** Start **
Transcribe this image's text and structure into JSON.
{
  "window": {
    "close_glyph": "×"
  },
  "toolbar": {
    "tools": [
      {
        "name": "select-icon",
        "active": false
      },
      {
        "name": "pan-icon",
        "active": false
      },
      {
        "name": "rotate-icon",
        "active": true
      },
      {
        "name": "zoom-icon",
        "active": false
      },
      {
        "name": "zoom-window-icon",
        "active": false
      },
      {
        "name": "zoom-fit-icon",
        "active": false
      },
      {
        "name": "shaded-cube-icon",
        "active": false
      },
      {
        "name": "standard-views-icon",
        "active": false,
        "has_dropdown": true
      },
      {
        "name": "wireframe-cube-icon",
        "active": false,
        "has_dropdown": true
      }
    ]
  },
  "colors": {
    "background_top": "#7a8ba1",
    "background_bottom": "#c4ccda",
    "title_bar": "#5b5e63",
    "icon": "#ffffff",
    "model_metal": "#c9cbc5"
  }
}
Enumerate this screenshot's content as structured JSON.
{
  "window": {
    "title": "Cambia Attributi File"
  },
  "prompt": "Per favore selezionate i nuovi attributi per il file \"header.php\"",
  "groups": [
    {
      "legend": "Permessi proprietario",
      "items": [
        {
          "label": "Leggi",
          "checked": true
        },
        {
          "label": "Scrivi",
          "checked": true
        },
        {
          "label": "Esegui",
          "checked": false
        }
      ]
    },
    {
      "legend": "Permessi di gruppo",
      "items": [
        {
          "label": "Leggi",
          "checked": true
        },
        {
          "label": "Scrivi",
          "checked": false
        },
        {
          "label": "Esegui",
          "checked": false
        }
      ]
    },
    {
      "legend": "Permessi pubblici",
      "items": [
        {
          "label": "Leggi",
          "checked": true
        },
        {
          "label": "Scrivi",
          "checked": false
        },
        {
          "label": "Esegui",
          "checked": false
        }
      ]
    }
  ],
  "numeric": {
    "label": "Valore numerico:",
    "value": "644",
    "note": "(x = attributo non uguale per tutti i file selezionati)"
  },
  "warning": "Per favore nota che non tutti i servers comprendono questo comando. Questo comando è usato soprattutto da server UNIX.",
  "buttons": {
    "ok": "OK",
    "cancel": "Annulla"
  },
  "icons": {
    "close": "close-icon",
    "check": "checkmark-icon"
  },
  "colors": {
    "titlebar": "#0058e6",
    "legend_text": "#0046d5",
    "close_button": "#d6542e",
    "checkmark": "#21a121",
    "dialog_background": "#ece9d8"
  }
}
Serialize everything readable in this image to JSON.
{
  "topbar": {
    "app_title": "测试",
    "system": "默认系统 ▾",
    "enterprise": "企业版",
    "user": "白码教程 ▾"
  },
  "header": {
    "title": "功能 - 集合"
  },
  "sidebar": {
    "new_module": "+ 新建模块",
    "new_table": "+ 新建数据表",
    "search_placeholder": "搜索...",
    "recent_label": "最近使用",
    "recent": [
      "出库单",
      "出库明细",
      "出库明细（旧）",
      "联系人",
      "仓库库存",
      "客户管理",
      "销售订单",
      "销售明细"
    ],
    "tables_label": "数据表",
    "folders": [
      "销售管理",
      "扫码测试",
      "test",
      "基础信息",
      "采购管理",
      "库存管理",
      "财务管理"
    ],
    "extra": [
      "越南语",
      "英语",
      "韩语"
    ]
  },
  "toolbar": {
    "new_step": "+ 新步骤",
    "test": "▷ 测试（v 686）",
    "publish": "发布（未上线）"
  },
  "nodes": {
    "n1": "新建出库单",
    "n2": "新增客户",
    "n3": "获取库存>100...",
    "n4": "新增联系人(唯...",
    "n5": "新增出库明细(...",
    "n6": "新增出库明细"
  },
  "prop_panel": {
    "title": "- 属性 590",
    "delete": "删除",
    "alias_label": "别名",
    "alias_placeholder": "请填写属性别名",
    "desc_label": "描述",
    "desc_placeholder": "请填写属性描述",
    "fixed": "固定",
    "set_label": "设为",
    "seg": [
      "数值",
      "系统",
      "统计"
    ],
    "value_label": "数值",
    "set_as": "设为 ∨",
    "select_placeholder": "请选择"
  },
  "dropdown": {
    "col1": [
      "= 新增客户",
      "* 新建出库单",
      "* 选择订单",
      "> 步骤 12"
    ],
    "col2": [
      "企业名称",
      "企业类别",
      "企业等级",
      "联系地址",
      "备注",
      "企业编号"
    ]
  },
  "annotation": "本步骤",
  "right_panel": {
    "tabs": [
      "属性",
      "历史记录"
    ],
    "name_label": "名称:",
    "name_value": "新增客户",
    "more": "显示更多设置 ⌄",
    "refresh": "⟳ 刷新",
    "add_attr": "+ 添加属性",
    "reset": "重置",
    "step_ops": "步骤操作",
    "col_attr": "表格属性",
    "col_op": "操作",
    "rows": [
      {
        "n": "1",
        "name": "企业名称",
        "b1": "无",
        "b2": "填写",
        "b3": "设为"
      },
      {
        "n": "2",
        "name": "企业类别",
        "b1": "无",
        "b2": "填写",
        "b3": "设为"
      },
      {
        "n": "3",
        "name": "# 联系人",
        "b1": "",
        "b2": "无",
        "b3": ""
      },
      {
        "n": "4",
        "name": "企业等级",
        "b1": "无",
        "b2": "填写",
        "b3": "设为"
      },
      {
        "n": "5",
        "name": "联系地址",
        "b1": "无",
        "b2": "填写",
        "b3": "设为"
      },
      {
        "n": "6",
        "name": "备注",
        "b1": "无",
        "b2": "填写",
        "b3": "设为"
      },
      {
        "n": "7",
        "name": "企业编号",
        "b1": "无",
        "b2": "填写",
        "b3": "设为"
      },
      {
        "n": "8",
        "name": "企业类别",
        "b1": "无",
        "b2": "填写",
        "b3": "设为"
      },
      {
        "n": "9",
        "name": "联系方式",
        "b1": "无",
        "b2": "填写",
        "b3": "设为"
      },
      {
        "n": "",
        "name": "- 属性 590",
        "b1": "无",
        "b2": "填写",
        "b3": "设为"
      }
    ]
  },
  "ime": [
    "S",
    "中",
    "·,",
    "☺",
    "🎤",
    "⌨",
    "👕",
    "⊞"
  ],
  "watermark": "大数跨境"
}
** End **
Do this. Nothing in the listing may be changed; retype it all exactly.

Output for this task.
Transcribe this image's text and structure into JSON.
{
  "window": {
    "close_glyph": "×"
  },
  "toolbar": {
    "tools": [
      {
        "name": "select-icon",
        "active": false
      },
      {
        "name": "pan-icon",
        "active": false
      },
      {
        "name": "rotate-icon",
        "active": true
      },
      {
        "name": "zoom-icon",
        "active": false
      },
      {
        "name": "zoom-window-icon",
        "active": false
      },
      {
        "name": "zoom-fit-icon",
        "active": false
      },
      {
        "name": "shaded-cube-icon",
        "active": false
      },
      {
        "name": "standard-views-icon",
        "active": false,
        "has_dropdown": true
      },
      {
        "name": "wireframe-cube-icon",
        "active": false,
        "has_dropdown": true
      }
    ]
  },
  "colors": {
    "background_top": "#7a8ba1",
    "background_bottom": "#c4ccda",
    "title_bar": "#5b5e63",
    "icon": "#ffffff",
    "model_metal": "#c9cbc5"
  }
}
Enumerate this screenshot's content as structured JSON.
{
  "window": {
    "title": "Cambia Attributi File"
  },
  "prompt": "Per favore selezionate i nuovi attributi per il file \"header.php\"",
  "groups": [
    {
      "legend": "Permessi proprietario",
      "items": [
        {
          "label": "Leggi",
          "checked": true
        },
        {
          "label": "Scrivi",
          "checked": true
        },
        {
          "label": "Esegui",
          "checked": false
        }
      ]
    },
    {
      "legend": "Permessi di gruppo",
      "items": [
        {
          "label": "Leggi",
          "checked": true
        },
        {
          "label": "Scrivi",
          "checked": false
        },
        {
          "label": "Esegui",
          "checked": false
        }
      ]
    },
    {
      "legend": "Permessi pubblici",
      "items": [
        {
          "label": "Leggi",
          "checked": true
        },
        {
          "label": "Scrivi",
          "checked": false
        },
        {
          "label": "Esegui",
          "checked": false
        }
      ]
    }
  ],
  "numeric": {
    "label": "Valore numerico:",
    "value": "644",
    "note": "(x = attributo non uguale per tutti i file selezionati)"
  },
  "warning": "Per favore nota che non tutti i servers comprendono questo comando. Questo comando è usato soprattutto da server UNIX.",
  "buttons": {
    "ok": "OK",
    "cancel": "Annulla"
  },
  "icons": {
    "close": "close-icon",
    "check": "checkmark-icon"
  },
  "colors": {
    "titlebar": "#0058e6",
    "legend_text": "#0046d5",
    "close_button": "#d6542e",
    "checkmark": "#21a121",
    "dialog_background": "#ece9d8"
  }
}
Serialize everything readable in this image to JSON.
{
  "topbar": {
    "app_title": "测试",
    "system": "默认系统 ▾",
    "enterprise": "企业版",
    "user": "白码教程 ▾"
  },
  "header": {
    "title": "功能 - 集合"
  },
  "sidebar": {
    "new_module": "+ 新建模块",
    "new_table": "+ 新建数据表",
    "search_placeholder": "搜索...",
    "recent_label": "最近使用",
    "recent": [
      "出库单",
      "出库明细",
      "出库明细（旧）",
      "联系人",
      "仓库库存",
      "客户管理",
      "销售订单",
      "销售明细"
    ],
    "tables_label": "数据表",
    "folders": [
      "销售管理",
      "扫码测试",
      "test",
      "基础信息",
      "采购管理",
      "库存管理",
      "财务管理"
    ],
    "extra": [
      "越南语",
      "英语",
      "韩语"
    ]
  },
  "toolbar": {
    "new_step": "+ 新步骤",
    "test": "▷ 测试（v 686）",
    "publish": "发布（未上线）"
  },
  "nodes": {
    "n1": "新建出库单",
    "n2": "新增客户",
    "n3": "获取库存>100...",
    "n4": "新增联系人(唯...",
    "n5": "新增出库明细(...",
    "n6": "新增出库明细"
  },
  "prop_panel": {
    "title": "- 属性 590",
    "delete": "删除",
    "alias_label": "别名",
    "alias_placeholder": "请填写属性别名",
    "desc_label": "描述",
    "desc_placeholder": "请填写属性描述",
    "fixed": "固定",
    "set_label": "设为",
    "seg": [
      "数值",
      "系统",
      "统计"
    ],
    "value_label": "数值",
    "set_as": "设为 ∨",
    "select_placeholder": "请选择"
  },
  "dropdown": {
    "col1": [
      "= 新增客户",
      "* 新建出库单",
      "* 选择订单",
      "> 步骤 12"
    ],
    "col2": [
      "企业名称",
      "企业类别",
      "企业等级",
      "联系地址",
      "备注",
      "企业编号"
    ]
  },
  "annotation": "本步骤",
  "right_panel": {
    "tabs": [
      "属性",
      "历史记录"
    ],
    "name_label": "名称:",
    "name_value": "新增客户",
    "more": "显示更多设置 ⌄",
    "refresh": "⟳ 刷新",
    "add_attr": "+ 添加属性",
    "reset": "重置",
    "step_ops": "步骤操作",
    "col_attr": "表格属性",
    "col_op": "操作",
    "rows": [
      {
        "n": "1",
        "name": "企业名称",
        "b1": "无",
        "b2": "填写",
        "b3": "设为"
      },
      {
        "n": "2",
        "name": "企业类别",
        "b1": "无",
        "b2": "填写",
        "b3": "设为"
      },
      {
        "n": "3",
        "name": "# 联系人",
        "b1": "",
        "b2": "无",
        "b3": ""
      },
      {
        "n": "4",
        "name": "企业等级",
        "b1": "无",
        "b2": "填写",
        "b3": "设为"
      },
      {
        "n": "5",
        "name": "联系地址",
        "b1": "无",
        "b2": "填写",
        "b3": "设为"
      },
      {
        "n": "6",
        "name": "备注",
        "b1": "无",
        "b2": "填写",
        "b3": "设为"
      },
      {
        "n": "7",
        "name": "企业编号",
        "b1": "无",
        "b2": "填写",
        "b3": "设为"
      },
      {
        "n": "8",
        "name": "企业类别",
        "b1": "无",
        "b2": "填写",
        "b3": "设为"
      },
      {
        "n": "9",
        "name": "联系方式",
        "b1": "无",
        "b2": "填写",
        "b3": "设为"
      },
      {
        "n": "",
        "name": "- 属性 590",
        "b1": "无",
        "b2": "填写",
        "b3": "设为"
      }
    ]
  },
  "ime": [
    "S",
    "中",
    "·,",
    "☺",
    "🎤",
    "⌨",
    "👕",
    "⊞"
  ],
  "watermark": "大数跨境"
}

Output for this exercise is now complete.